● STATED TASK: Look through the records below, count the lines with the word "expected", and reply with only the number.

━━ TASK INPUTS ━━

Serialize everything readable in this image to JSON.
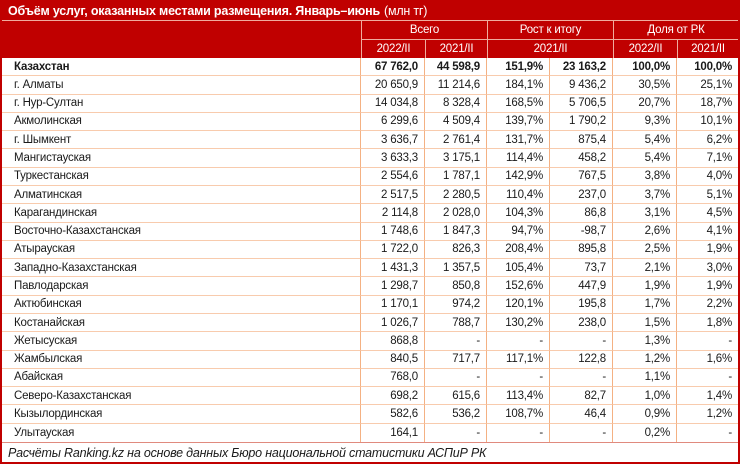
{
  "title": {
    "main": "Объём услуг, оказанных местами размещения. Январь–июнь",
    "unit": "(млн тг)"
  },
  "header": {
    "groups": {
      "total": "Всего",
      "growth": "Рост к итогу",
      "share": "Доля от РК"
    },
    "sub": {
      "total_2022": "2022/II",
      "total_2021": "2021/II",
      "growth_2021": "2021/II",
      "share_2022": "2022/II",
      "share_2021": "2021/II"
    }
  },
  "table": {
    "rows": [
      {
        "name": "Казахстан",
        "bold": true,
        "total_2022": "67 762,0",
        "total_2021": "44 598,9",
        "growth_pct": "151,9%",
        "growth_abs": "23 163,2",
        "share_2022": "100,0%",
        "share_2021": "100,0%"
      },
      {
        "name": "г. Алматы",
        "total_2022": "20 650,9",
        "total_2021": "11 214,6",
        "growth_pct": "184,1%",
        "growth_abs": "9 436,2",
        "share_2022": "30,5%",
        "share_2021": "25,1%"
      },
      {
        "name": "г. Нур-Султан",
        "total_2022": "14 034,8",
        "total_2021": "8 328,4",
        "growth_pct": "168,5%",
        "growth_abs": "5 706,5",
        "share_2022": "20,7%",
        "share_2021": "18,7%"
      },
      {
        "name": "Акмолинская",
        "total_2022": "6 299,6",
        "total_2021": "4 509,4",
        "growth_pct": "139,7%",
        "growth_abs": "1 790,2",
        "share_2022": "9,3%",
        "share_2021": "10,1%"
      },
      {
        "name": "г. Шымкент",
        "total_2022": "3 636,7",
        "total_2021": "2 761,4",
        "growth_pct": "131,7%",
        "growth_abs": "875,4",
        "share_2022": "5,4%",
        "share_2021": "6,2%"
      },
      {
        "name": "Мангистауская",
        "total_2022": "3 633,3",
        "total_2021": "3 175,1",
        "growth_pct": "114,4%",
        "growth_abs": "458,2",
        "share_2022": "5,4%",
        "share_2021": "7,1%"
      },
      {
        "name": "Туркестанская",
        "total_2022": "2 554,6",
        "total_2021": "1 787,1",
        "growth_pct": "142,9%",
        "growth_abs": "767,5",
        "share_2022": "3,8%",
        "share_2021": "4,0%"
      },
      {
        "name": "Алматинская",
        "total_2022": "2 517,5",
        "total_2021": "2 280,5",
        "growth_pct": "110,4%",
        "growth_abs": "237,0",
        "share_2022": "3,7%",
        "share_2021": "5,1%"
      },
      {
        "name": "Карагандинская",
        "total_2022": "2 114,8",
        "total_2021": "2 028,0",
        "growth_pct": "104,3%",
        "growth_abs": "86,8",
        "share_2022": "3,1%",
        "share_2021": "4,5%"
      },
      {
        "name": "Восточно-Казахстанская",
        "total_2022": "1 748,6",
        "total_2021": "1 847,3",
        "growth_pct": "94,7%",
        "growth_abs": "-98,7",
        "share_2022": "2,6%",
        "share_2021": "4,1%"
      },
      {
        "name": "Атырауская",
        "total_2022": "1 722,0",
        "total_2021": "826,3",
        "growth_pct": "208,4%",
        "growth_abs": "895,8",
        "share_2022": "2,5%",
        "share_2021": "1,9%"
      },
      {
        "name": "Западно-Казахстанская",
        "total_2022": "1 431,3",
        "total_2021": "1 357,5",
        "growth_pct": "105,4%",
        "growth_abs": "73,7",
        "share_2022": "2,1%",
        "share_2021": "3,0%"
      },
      {
        "name": "Павлодарская",
        "total_2022": "1 298,7",
        "total_2021": "850,8",
        "growth_pct": "152,6%",
        "growth_abs": "447,9",
        "share_2022": "1,9%",
        "share_2021": "1,9%"
      },
      {
        "name": "Актюбинская",
        "total_2022": "1 170,1",
        "total_2021": "974,2",
        "growth_pct": "120,1%",
        "growth_abs": "195,8",
        "share_2022": "1,7%",
        "share_2021": "2,2%"
      },
      {
        "name": "Костанайская",
        "total_2022": "1 026,7",
        "total_2021": "788,7",
        "growth_pct": "130,2%",
        "growth_abs": "238,0",
        "share_2022": "1,5%",
        "share_2021": "1,8%"
      },
      {
        "name": "Жетысуская",
        "total_2022": "868,8",
        "total_2021": "-",
        "growth_pct": "-",
        "growth_abs": "-",
        "share_2022": "1,3%",
        "share_2021": "-"
      },
      {
        "name": "Жамбылская",
        "total_2022": "840,5",
        "total_2021": "717,7",
        "growth_pct": "117,1%",
        "growth_abs": "122,8",
        "share_2022": "1,2%",
        "share_2021": "1,6%"
      },
      {
        "name": "Абайская",
        "total_2022": "768,0",
        "total_2021": "-",
        "growth_pct": "-",
        "growth_abs": "-",
        "share_2022": "1,1%",
        "share_2021": "-"
      },
      {
        "name": "Северо-Казахстанская",
        "total_2022": "698,2",
        "total_2021": "615,6",
        "growth_pct": "113,4%",
        "growth_abs": "82,7",
        "share_2022": "1,0%",
        "share_2021": "1,4%"
      },
      {
        "name": "Кызылординская",
        "total_2022": "582,6",
        "total_2021": "536,2",
        "growth_pct": "108,7%",
        "growth_abs": "46,4",
        "share_2022": "0,9%",
        "share_2021": "1,2%"
      },
      {
        "name": "Улытауская",
        "total_2022": "164,1",
        "total_2021": "-",
        "growth_pct": "-",
        "growth_abs": "-",
        "share_2022": "0,2%",
        "share_2021": "-"
      }
    ]
  },
  "footer": {
    "source": "Расчёты Ranking.kz на основе данных Бюро национальной статистики АСПиР РК"
  },
  "colors": {
    "header_bg": "#C00000",
    "header_divider": "#F0AC9E",
    "grid_vertical_border": "#F4B183",
    "grid_horizontal_border": "#F8CBAD",
    "footer_divider": "#E08A7E",
    "text": "#1A1A1A",
    "header_text": "#FFFFFF"
  }
}
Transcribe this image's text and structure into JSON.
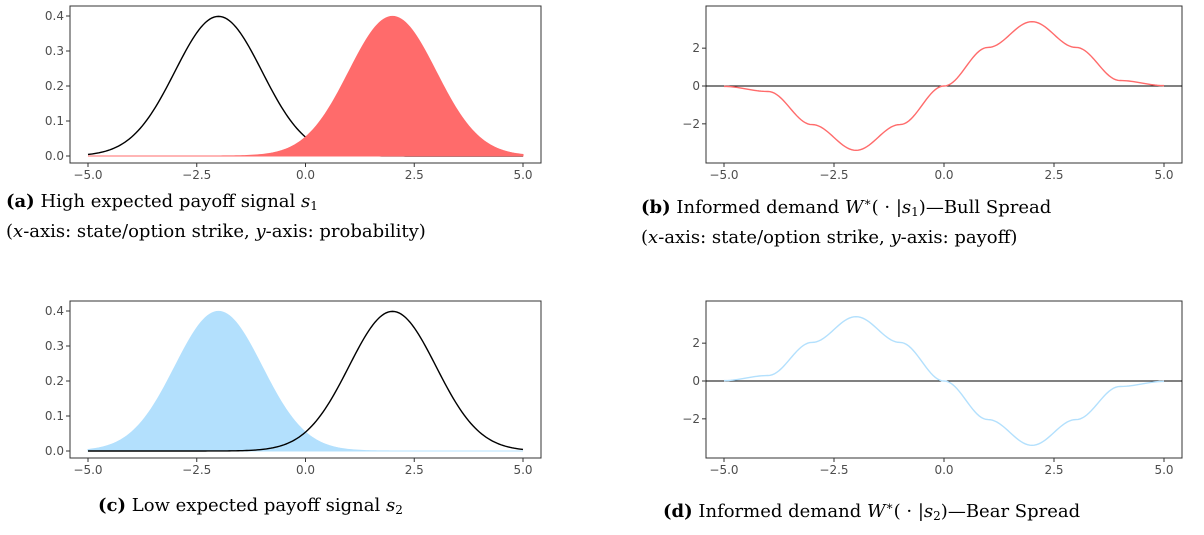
{
  "colors": {
    "red": "#ff6b6b",
    "blue": "#b3e0fd",
    "black": "#000000",
    "frame": "#333333",
    "tick_text": "#4d4d4d"
  },
  "chart_data": [
    {
      "id": "a",
      "type": "area",
      "x_ticks": [
        "−5.0",
        "−2.5",
        "0.0",
        "2.5",
        "5.0"
      ],
      "y_ticks": [
        "0.0",
        "0.1",
        "0.2",
        "0.3",
        "0.4"
      ],
      "xlim": [
        -5,
        5
      ],
      "ylim": [
        0,
        0.4
      ],
      "series": [
        {
          "style": "line",
          "color": "#000000",
          "mean": -2,
          "sd": 1,
          "x": [
            -5,
            -4,
            -3,
            -2,
            -1,
            0,
            1,
            2,
            3,
            4,
            5
          ],
          "y": [
            0.004,
            0.054,
            0.242,
            0.399,
            0.242,
            0.054,
            0.004,
            0.0001,
            0,
            0,
            0
          ]
        },
        {
          "style": "fill",
          "color": "#ff6b6b",
          "mean": 2,
          "sd": 1,
          "x": [
            -5,
            -4,
            -3,
            -2,
            -1,
            0,
            1,
            2,
            3,
            4,
            5
          ],
          "y": [
            0,
            0,
            0,
            0.0001,
            0.004,
            0.054,
            0.242,
            0.399,
            0.242,
            0.054,
            0.004
          ]
        }
      ]
    },
    {
      "id": "b",
      "type": "line",
      "x_ticks": [
        "−5.0",
        "−2.5",
        "0.0",
        "2.5",
        "5.0"
      ],
      "y_ticks": [
        "−2",
        "0",
        "2"
      ],
      "xlim": [
        -5,
        5
      ],
      "ylim": [
        -3.7,
        3.7
      ],
      "zero_line": true,
      "series": [
        {
          "style": "line",
          "color": "#ff6b6b",
          "x": [
            -5,
            -4,
            -3,
            -2,
            -1,
            0,
            1,
            2,
            3,
            4,
            5
          ],
          "y": [
            -0.02,
            -0.29,
            -2.04,
            -3.4,
            -2.04,
            0,
            2.04,
            3.4,
            2.04,
            0.29,
            0.02
          ]
        }
      ]
    },
    {
      "id": "c",
      "type": "area",
      "x_ticks": [
        "−5.0",
        "−2.5",
        "0.0",
        "2.5",
        "5.0"
      ],
      "y_ticks": [
        "0.0",
        "0.1",
        "0.2",
        "0.3",
        "0.4"
      ],
      "xlim": [
        -5,
        5
      ],
      "ylim": [
        0,
        0.4
      ],
      "series": [
        {
          "style": "fill",
          "color": "#b3e0fd",
          "mean": -2,
          "sd": 1,
          "x": [
            -5,
            -4,
            -3,
            -2,
            -1,
            0,
            1,
            2,
            3,
            4,
            5
          ],
          "y": [
            0.004,
            0.054,
            0.242,
            0.399,
            0.242,
            0.054,
            0.004,
            0.0001,
            0,
            0,
            0
          ]
        },
        {
          "style": "line",
          "color": "#000000",
          "mean": 2,
          "sd": 1,
          "x": [
            -5,
            -4,
            -3,
            -2,
            -1,
            0,
            1,
            2,
            3,
            4,
            5
          ],
          "y": [
            0,
            0,
            0,
            0.0001,
            0.004,
            0.054,
            0.242,
            0.399,
            0.242,
            0.054,
            0.004
          ]
        }
      ]
    },
    {
      "id": "d",
      "type": "line",
      "x_ticks": [
        "−5.0",
        "−2.5",
        "0.0",
        "2.5",
        "5.0"
      ],
      "y_ticks": [
        "−2",
        "0",
        "2"
      ],
      "xlim": [
        -5,
        5
      ],
      "ylim": [
        -3.7,
        3.7
      ],
      "zero_line": true,
      "series": [
        {
          "style": "line",
          "color": "#b3e0fd",
          "x": [
            -5,
            -4,
            -3,
            -2,
            -1,
            0,
            1,
            2,
            3,
            4,
            5
          ],
          "y": [
            0.02,
            0.29,
            2.04,
            3.4,
            2.04,
            0,
            -2.04,
            -3.4,
            -2.04,
            -0.29,
            -0.02
          ]
        }
      ]
    }
  ],
  "captions": {
    "a": {
      "letter": "(a)",
      "text": "High expected payoff signal",
      "signal": "s",
      "signal_sub": "1",
      "line2_open": "(",
      "x_var": "x",
      "line2_mid": "-axis: state/option strike,",
      "y_var": "y",
      "line2_end": "-axis: probability)"
    },
    "b": {
      "letter": "(b)",
      "text": "Informed demand",
      "W": "W",
      "star": "∗",
      "arg_open": "( · |",
      "signal": "s",
      "signal_sub": "1",
      "arg_close": ")",
      "suffix": "—Bull Spread",
      "line2_open": "(",
      "x_var": "x",
      "line2_mid": "-axis: state/option strike,",
      "y_var": "y",
      "line2_end": "-axis: payoff)"
    },
    "c": {
      "letter": "(c)",
      "text": "Low expected payoff signal",
      "signal": "s",
      "signal_sub": "2"
    },
    "d": {
      "letter": "(d)",
      "text": "Informed demand",
      "W": "W",
      "star": "∗",
      "arg_open": "( · |",
      "signal": "s",
      "signal_sub": "2",
      "arg_close": ")",
      "suffix": "—Bear Spread"
    }
  }
}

━━━

● COMPLETE RESPONSE: 2